* Goal
Locate each line below that includes "heading" and reproduce it.

* Input for this task
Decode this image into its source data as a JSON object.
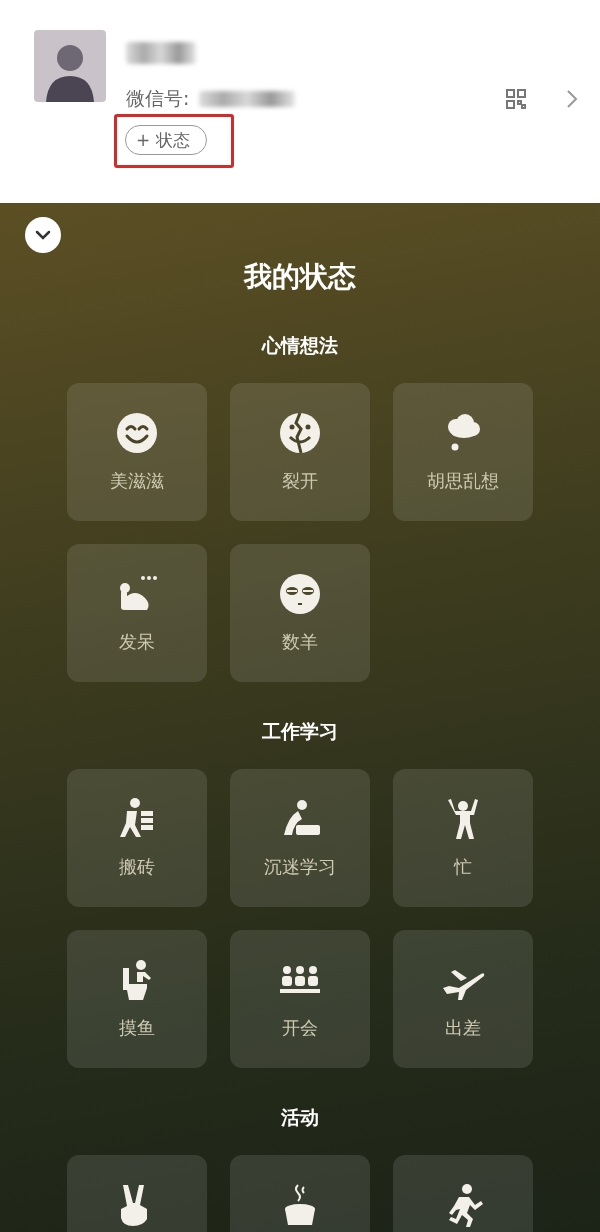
{
  "profile": {
    "wechat_id_label": "微信号:",
    "status_button": {
      "plus": "+",
      "label": "状态"
    },
    "highlighted": true
  },
  "panel": {
    "title": "我的状态",
    "sections": [
      {
        "heading": "心情想法",
        "items": [
          {
            "kind": "smile",
            "label": "美滋滋"
          },
          {
            "kind": "cracked",
            "label": "裂开"
          },
          {
            "kind": "cloud",
            "label": "胡思乱想"
          },
          {
            "kind": "daze",
            "label": "发呆"
          },
          {
            "kind": "sleepy",
            "label": "数羊"
          }
        ]
      },
      {
        "heading": "工作学习",
        "items": [
          {
            "kind": "bricks",
            "label": "搬砖"
          },
          {
            "kind": "study",
            "label": "沉迷学习"
          },
          {
            "kind": "busy",
            "label": "忙"
          },
          {
            "kind": "slack",
            "label": "摸鱼"
          },
          {
            "kind": "meeting",
            "label": "开会"
          },
          {
            "kind": "plane",
            "label": "出差"
          }
        ]
      },
      {
        "heading": "活动",
        "items": [
          {
            "kind": "victory"
          },
          {
            "kind": "coffee"
          },
          {
            "kind": "running"
          }
        ]
      }
    ]
  }
}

* Reply
        "heading": "心情想法",
        "heading": "工作学习",
        "heading": "活动",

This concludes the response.